*Instructions to follow*. Print each line of the listing once more, precisely as given.

— start Listed entries —

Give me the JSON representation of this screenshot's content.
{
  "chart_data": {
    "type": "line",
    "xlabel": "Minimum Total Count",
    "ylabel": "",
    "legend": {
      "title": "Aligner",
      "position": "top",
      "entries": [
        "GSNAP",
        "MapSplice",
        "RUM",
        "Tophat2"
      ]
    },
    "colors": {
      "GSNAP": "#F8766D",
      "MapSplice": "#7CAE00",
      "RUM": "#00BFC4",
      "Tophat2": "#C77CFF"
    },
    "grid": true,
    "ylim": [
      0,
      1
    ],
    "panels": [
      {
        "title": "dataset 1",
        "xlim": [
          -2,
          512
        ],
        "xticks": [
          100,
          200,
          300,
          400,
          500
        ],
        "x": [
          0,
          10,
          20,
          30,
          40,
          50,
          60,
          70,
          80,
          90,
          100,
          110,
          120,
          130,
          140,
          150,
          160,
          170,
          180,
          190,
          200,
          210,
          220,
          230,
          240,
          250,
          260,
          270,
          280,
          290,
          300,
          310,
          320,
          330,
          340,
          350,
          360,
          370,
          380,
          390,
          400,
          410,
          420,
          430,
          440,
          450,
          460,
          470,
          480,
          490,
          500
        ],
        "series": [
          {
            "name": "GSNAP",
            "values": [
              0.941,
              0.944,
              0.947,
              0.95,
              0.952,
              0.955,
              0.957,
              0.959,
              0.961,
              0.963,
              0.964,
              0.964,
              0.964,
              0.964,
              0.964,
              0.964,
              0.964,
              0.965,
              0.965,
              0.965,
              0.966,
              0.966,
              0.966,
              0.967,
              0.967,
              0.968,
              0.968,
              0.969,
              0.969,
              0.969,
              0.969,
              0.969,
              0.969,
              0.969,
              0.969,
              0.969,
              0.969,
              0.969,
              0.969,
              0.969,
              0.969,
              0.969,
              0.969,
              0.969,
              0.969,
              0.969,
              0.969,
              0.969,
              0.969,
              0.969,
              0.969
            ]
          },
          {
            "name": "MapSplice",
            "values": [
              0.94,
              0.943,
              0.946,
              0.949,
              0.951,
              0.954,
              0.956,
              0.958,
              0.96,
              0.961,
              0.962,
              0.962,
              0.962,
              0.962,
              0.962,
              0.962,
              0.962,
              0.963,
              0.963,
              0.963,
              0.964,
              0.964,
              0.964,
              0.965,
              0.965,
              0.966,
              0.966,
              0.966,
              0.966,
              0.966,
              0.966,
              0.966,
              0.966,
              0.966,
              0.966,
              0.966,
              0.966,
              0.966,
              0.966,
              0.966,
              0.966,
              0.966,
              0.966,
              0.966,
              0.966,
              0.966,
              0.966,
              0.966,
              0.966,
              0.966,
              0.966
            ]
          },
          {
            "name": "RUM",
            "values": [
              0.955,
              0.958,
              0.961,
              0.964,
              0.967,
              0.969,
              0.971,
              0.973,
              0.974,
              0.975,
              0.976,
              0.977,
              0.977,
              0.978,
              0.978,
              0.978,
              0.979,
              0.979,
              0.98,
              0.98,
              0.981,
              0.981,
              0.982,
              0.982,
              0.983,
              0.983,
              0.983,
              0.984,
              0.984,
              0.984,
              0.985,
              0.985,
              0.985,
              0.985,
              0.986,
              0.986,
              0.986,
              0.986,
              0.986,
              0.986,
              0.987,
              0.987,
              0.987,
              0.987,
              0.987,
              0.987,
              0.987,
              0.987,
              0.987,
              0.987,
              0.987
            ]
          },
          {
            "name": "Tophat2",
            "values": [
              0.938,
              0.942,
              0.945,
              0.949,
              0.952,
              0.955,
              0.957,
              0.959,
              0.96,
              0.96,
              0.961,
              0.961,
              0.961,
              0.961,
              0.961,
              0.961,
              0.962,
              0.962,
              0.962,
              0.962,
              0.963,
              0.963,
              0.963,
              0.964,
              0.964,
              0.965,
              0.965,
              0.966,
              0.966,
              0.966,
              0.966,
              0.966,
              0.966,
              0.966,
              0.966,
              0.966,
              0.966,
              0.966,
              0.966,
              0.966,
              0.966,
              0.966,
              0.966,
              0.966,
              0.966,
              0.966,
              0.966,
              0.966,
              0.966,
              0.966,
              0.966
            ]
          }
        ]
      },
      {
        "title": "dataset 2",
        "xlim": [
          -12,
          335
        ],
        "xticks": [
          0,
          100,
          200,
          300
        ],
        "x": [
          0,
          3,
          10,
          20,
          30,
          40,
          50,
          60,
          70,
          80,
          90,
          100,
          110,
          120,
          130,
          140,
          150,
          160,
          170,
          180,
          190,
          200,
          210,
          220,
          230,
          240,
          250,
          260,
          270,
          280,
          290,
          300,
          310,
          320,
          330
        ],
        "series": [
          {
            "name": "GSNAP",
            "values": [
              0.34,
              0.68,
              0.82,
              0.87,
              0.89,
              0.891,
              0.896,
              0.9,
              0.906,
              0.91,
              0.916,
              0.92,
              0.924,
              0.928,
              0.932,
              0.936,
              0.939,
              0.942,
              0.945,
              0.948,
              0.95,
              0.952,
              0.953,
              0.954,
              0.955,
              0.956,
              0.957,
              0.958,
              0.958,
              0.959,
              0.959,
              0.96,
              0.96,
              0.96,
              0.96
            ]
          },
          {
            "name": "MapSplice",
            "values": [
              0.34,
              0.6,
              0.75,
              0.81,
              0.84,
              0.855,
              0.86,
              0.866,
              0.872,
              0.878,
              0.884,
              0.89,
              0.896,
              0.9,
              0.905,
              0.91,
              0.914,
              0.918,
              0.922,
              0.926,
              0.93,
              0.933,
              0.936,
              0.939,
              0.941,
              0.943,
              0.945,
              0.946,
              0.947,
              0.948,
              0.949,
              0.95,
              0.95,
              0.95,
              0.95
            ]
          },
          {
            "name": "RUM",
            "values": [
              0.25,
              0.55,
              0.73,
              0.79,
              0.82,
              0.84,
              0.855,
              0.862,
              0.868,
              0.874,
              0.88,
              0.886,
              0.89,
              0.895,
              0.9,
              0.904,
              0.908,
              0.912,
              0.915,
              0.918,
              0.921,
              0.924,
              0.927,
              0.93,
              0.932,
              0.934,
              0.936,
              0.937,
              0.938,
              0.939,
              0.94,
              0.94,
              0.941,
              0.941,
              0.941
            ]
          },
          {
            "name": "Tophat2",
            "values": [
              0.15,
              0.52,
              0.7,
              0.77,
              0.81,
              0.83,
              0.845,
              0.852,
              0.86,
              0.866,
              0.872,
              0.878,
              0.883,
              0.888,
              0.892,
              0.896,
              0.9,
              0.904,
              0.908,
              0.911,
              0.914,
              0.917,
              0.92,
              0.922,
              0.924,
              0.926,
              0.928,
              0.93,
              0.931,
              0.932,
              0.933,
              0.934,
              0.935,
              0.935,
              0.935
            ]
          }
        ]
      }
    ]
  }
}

— end Listed entries —

*Solution*.
Give me the JSON representation of this screenshot's content.
{
  "chart_data": {
    "type": "line",
    "xlabel": "Minimum Total Count",
    "ylabel": "",
    "legend": {
      "title": "Aligner",
      "position": "top",
      "entries": [
        "GSNAP",
        "MapSplice",
        "RUM",
        "Tophat2"
      ]
    },
    "colors": {
      "GSNAP": "#F8766D",
      "MapSplice": "#7CAE00",
      "RUM": "#00BFC4",
      "Tophat2": "#C77CFF"
    },
    "grid": true,
    "ylim": [
      0,
      1
    ],
    "panels": [
      {
        "title": "dataset 1",
        "xlim": [
          -2,
          512
        ],
        "xticks": [
          100,
          200,
          300,
          400,
          500
        ],
        "x": [
          0,
          10,
          20,
          30,
          40,
          50,
          60,
          70,
          80,
          90,
          100,
          110,
          120,
          130,
          140,
          150,
          160,
          170,
          180,
          190,
          200,
          210,
          220,
          230,
          240,
          250,
          260,
          270,
          280,
          290,
          300,
          310,
          320,
          330,
          340,
          350,
          360,
          370,
          380,
          390,
          400,
          410,
          420,
          430,
          440,
          450,
          460,
          470,
          480,
          490,
          500
        ],
        "series": [
          {
            "name": "GSNAP",
            "values": [
              0.941,
              0.944,
              0.947,
              0.95,
              0.952,
              0.955,
              0.957,
              0.959,
              0.961,
              0.963,
              0.964,
              0.964,
              0.964,
              0.964,
              0.964,
              0.964,
              0.964,
              0.965,
              0.965,
              0.965,
              0.966,
              0.966,
              0.966,
              0.967,
              0.967,
              0.968,
              0.968,
              0.969,
              0.969,
              0.969,
              0.969,
              0.969,
              0.969,
              0.969,
              0.969,
              0.969,
              0.969,
              0.969,
              0.969,
              0.969,
              0.969,
              0.969,
              0.969,
              0.969,
              0.969,
              0.969,
              0.969,
              0.969,
              0.969,
              0.969,
              0.969
            ]
          },
          {
            "name": "MapSplice",
            "values": [
              0.94,
              0.943,
              0.946,
              0.949,
              0.951,
              0.954,
              0.956,
              0.958,
              0.96,
              0.961,
              0.962,
              0.962,
              0.962,
              0.962,
              0.962,
              0.962,
              0.962,
              0.963,
              0.963,
              0.963,
              0.964,
              0.964,
              0.964,
              0.965,
              0.965,
              0.966,
              0.966,
              0.966,
              0.966,
              0.966,
              0.966,
              0.966,
              0.966,
              0.966,
              0.966,
              0.966,
              0.966,
              0.966,
              0.966,
              0.966,
              0.966,
              0.966,
              0.966,
              0.966,
              0.966,
              0.966,
              0.966,
              0.966,
              0.966,
              0.966,
              0.966
            ]
          },
          {
            "name": "RUM",
            "values": [
              0.955,
              0.958,
              0.961,
              0.964,
              0.967,
              0.969,
              0.971,
              0.973,
              0.974,
              0.975,
              0.976,
              0.977,
              0.977,
              0.978,
              0.978,
              0.978,
              0.979,
              0.979,
              0.98,
              0.98,
              0.981,
              0.981,
              0.982,
              0.982,
              0.983,
              0.983,
              0.983,
              0.984,
              0.984,
              0.984,
              0.985,
              0.985,
              0.985,
              0.985,
              0.986,
              0.986,
              0.986,
              0.986,
              0.986,
              0.986,
              0.987,
              0.987,
              0.987,
              0.987,
              0.987,
              0.987,
              0.987,
              0.987,
              0.987,
              0.987,
              0.987
            ]
          },
          {
            "name": "Tophat2",
            "values": [
              0.938,
              0.942,
              0.945,
              0.949,
              0.952,
              0.955,
              0.957,
              0.959,
              0.96,
              0.96,
              0.961,
              0.961,
              0.961,
              0.961,
              0.961,
              0.961,
              0.962,
              0.962,
              0.962,
              0.962,
              0.963,
              0.963,
              0.963,
              0.964,
              0.964,
              0.965,
              0.965,
              0.966,
              0.966,
              0.966,
              0.966,
              0.966,
              0.966,
              0.966,
              0.966,
              0.966,
              0.966,
              0.966,
              0.966,
              0.966,
              0.966,
              0.966,
              0.966,
              0.966,
              0.966,
              0.966,
              0.966,
              0.966,
              0.966,
              0.966,
              0.966
            ]
          }
        ]
      },
      {
        "title": "dataset 2",
        "xlim": [
          -12,
          335
        ],
        "xticks": [
          0,
          100,
          200,
          300
        ],
        "x": [
          0,
          3,
          10,
          20,
          30,
          40,
          50,
          60,
          70,
          80,
          90,
          100,
          110,
          120,
          130,
          140,
          150,
          160,
          170,
          180,
          190,
          200,
          210,
          220,
          230,
          240,
          250,
          260,
          270,
          280,
          290,
          300,
          310,
          320,
          330
        ],
        "series": [
          {
            "name": "GSNAP",
            "values": [
              0.34,
              0.68,
              0.82,
              0.87,
              0.89,
              0.891,
              0.896,
              0.9,
              0.906,
              0.91,
              0.916,
              0.92,
              0.924,
              0.928,
              0.932,
              0.936,
              0.939,
              0.942,
              0.945,
              0.948,
              0.95,
              0.952,
              0.953,
              0.954,
              0.955,
              0.956,
              0.957,
              0.958,
              0.958,
              0.959,
              0.959,
              0.96,
              0.96,
              0.96,
              0.96
            ]
          },
          {
            "name": "MapSplice",
            "values": [
              0.34,
              0.6,
              0.75,
              0.81,
              0.84,
              0.855,
              0.86,
              0.866,
              0.872,
              0.878,
              0.884,
              0.89,
              0.896,
              0.9,
              0.905,
              0.91,
              0.914,
              0.918,
              0.922,
              0.926,
              0.93,
              0.933,
              0.936,
              0.939,
              0.941,
              0.943,
              0.945,
              0.946,
              0.947,
              0.948,
              0.949,
              0.95,
              0.95,
              0.95,
              0.95
            ]
          },
          {
            "name": "RUM",
            "values": [
              0.25,
              0.55,
              0.73,
              0.79,
              0.82,
              0.84,
              0.855,
              0.862,
              0.868,
              0.874,
              0.88,
              0.886,
              0.89,
              0.895,
              0.9,
              0.904,
              0.908,
              0.912,
              0.915,
              0.918,
              0.921,
              0.924,
              0.927,
              0.93,
              0.932,
              0.934,
              0.936,
              0.937,
              0.938,
              0.939,
              0.94,
              0.94,
              0.941,
              0.941,
              0.941
            ]
          },
          {
            "name": "Tophat2",
            "values": [
              0.15,
              0.52,
              0.7,
              0.77,
              0.81,
              0.83,
              0.845,
              0.852,
              0.86,
              0.866,
              0.872,
              0.878,
              0.883,
              0.888,
              0.892,
              0.896,
              0.9,
              0.904,
              0.908,
              0.911,
              0.914,
              0.917,
              0.92,
              0.922,
              0.924,
              0.926,
              0.928,
              0.93,
              0.931,
              0.932,
              0.933,
              0.934,
              0.935,
              0.935,
              0.935
            ]
          }
        ]
      }
    ]
  }
}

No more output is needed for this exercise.